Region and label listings
::::::

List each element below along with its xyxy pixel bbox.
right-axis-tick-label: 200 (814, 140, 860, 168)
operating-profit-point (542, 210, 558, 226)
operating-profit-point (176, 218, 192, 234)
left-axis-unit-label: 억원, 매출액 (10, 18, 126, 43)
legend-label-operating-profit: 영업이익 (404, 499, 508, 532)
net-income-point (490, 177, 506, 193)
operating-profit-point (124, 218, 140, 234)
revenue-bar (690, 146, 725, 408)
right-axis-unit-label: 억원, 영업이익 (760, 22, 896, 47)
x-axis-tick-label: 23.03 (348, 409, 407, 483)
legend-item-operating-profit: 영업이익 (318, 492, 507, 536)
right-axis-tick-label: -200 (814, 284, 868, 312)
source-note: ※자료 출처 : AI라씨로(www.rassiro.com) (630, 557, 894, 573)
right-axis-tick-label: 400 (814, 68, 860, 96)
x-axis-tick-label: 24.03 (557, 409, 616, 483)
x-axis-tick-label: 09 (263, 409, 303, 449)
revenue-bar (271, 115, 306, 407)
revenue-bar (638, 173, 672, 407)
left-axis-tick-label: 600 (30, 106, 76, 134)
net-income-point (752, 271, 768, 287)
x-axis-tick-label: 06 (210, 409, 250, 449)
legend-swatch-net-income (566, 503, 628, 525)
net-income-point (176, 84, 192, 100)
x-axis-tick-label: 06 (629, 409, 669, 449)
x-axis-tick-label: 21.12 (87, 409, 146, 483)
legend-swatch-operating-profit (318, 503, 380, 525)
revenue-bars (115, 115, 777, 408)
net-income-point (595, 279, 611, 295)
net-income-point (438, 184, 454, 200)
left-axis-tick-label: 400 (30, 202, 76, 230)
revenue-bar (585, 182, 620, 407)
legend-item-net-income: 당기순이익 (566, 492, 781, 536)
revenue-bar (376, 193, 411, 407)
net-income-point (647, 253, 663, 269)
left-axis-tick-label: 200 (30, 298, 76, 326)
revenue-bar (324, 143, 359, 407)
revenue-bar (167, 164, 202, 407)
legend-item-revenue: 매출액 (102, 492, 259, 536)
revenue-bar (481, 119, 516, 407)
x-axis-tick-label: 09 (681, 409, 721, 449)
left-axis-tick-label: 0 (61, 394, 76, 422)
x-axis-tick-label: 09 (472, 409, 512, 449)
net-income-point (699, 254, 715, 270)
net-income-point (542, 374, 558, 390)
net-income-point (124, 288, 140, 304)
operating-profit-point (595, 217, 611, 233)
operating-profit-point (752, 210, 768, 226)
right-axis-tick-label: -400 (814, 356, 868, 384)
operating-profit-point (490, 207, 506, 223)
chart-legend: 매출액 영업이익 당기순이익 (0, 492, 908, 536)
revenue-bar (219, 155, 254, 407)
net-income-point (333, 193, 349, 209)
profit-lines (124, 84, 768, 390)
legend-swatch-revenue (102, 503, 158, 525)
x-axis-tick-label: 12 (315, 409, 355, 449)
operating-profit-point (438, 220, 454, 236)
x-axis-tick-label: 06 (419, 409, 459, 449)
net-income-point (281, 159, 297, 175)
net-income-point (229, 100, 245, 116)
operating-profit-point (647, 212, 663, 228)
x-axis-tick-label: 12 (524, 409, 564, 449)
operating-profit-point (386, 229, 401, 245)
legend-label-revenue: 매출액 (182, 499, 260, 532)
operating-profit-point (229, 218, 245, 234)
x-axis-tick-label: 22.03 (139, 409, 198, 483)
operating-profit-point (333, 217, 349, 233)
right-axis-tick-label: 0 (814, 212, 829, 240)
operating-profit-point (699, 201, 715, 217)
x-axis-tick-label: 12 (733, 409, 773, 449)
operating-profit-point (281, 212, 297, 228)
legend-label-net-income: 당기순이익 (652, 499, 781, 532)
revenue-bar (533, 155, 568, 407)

::::::

▶ REQUIREMENT
Reproduce the data above line for line, with no changes to wording, numbers, or order.

▶ CORRECT ANSWER
List each element below along with its xyxy pixel bbox.
right-axis-tick-label: 200 (814, 140, 860, 168)
operating-profit-point (542, 210, 558, 226)
operating-profit-point (176, 218, 192, 234)
left-axis-unit-label: 억원, 매출액 (10, 18, 126, 43)
legend-label-operating-profit: 영업이익 (404, 499, 508, 532)
net-income-point (490, 177, 506, 193)
operating-profit-point (124, 218, 140, 234)
revenue-bar (690, 146, 725, 408)
right-axis-unit-label: 억원, 영업이익 (760, 22, 896, 47)
x-axis-tick-label: 23.03 (348, 409, 407, 483)
legend-item-operating-profit: 영업이익 (318, 492, 507, 536)
right-axis-tick-label: -200 (814, 284, 868, 312)
source-note: ※자료 출처 : AI라씨로(www.rassiro.com) (630, 557, 894, 573)
right-axis-tick-label: 400 (814, 68, 860, 96)
x-axis-tick-label: 24.03 (557, 409, 616, 483)
x-axis-tick-label: 09 (263, 409, 303, 449)
revenue-bar (271, 115, 306, 407)
revenue-bar (638, 173, 672, 407)
left-axis-tick-label: 600 (30, 106, 76, 134)
net-income-point (752, 271, 768, 287)
x-axis-tick-label: 06 (210, 409, 250, 449)
legend-swatch-net-income (566, 503, 628, 525)
net-income-point (176, 84, 192, 100)
x-axis-tick-label: 06 (629, 409, 669, 449)
x-axis-tick-label: 21.12 (87, 409, 146, 483)
legend-swatch-operating-profit (318, 503, 380, 525)
revenue-bars (115, 115, 777, 408)
net-income-point (595, 279, 611, 295)
net-income-point (438, 184, 454, 200)
left-axis-tick-label: 400 (30, 202, 76, 230)
revenue-bar (585, 182, 620, 407)
legend-item-net-income: 당기순이익 (566, 492, 781, 536)
revenue-bar (376, 193, 411, 407)
net-income-point (647, 253, 663, 269)
left-axis-tick-label: 200 (30, 298, 76, 326)
revenue-bar (324, 143, 359, 407)
revenue-bar (167, 164, 202, 407)
legend-item-revenue: 매출액 (102, 492, 259, 536)
revenue-bar (481, 119, 516, 407)
x-axis-tick-label: 09 (681, 409, 721, 449)
left-axis-tick-label: 0 (61, 394, 76, 422)
x-axis-tick-label: 09 (472, 409, 512, 449)
net-income-point (699, 254, 715, 270)
net-income-point (542, 374, 558, 390)
net-income-point (124, 288, 140, 304)
operating-profit-point (595, 217, 611, 233)
operating-profit-point (752, 210, 768, 226)
right-axis-tick-label: -400 (814, 356, 868, 384)
operating-profit-point (490, 207, 506, 223)
chart-legend: 매출액 영업이익 당기순이익 (0, 492, 908, 536)
revenue-bar (219, 155, 254, 407)
net-income-point (333, 193, 349, 209)
profit-lines (124, 84, 768, 390)
legend-swatch-revenue (102, 503, 158, 525)
x-axis-tick-label: 12 (315, 409, 355, 449)
operating-profit-point (438, 220, 454, 236)
x-axis-tick-label: 06 (419, 409, 459, 449)
net-income-point (281, 159, 297, 175)
net-income-point (229, 100, 245, 116)
operating-profit-point (647, 212, 663, 228)
x-axis-tick-label: 12 (524, 409, 564, 449)
operating-profit-point (386, 229, 401, 245)
legend-label-revenue: 매출액 (182, 499, 260, 532)
operating-profit-point (229, 218, 245, 234)
x-axis-tick-label: 22.03 (139, 409, 198, 483)
operating-profit-point (333, 217, 349, 233)
right-axis-tick-label: 0 (814, 212, 829, 240)
operating-profit-point (699, 201, 715, 217)
x-axis-tick-label: 12 (733, 409, 773, 449)
operating-profit-point (281, 212, 297, 228)
legend-label-net-income: 당기순이익 (652, 499, 781, 532)
revenue-bar (533, 155, 568, 407)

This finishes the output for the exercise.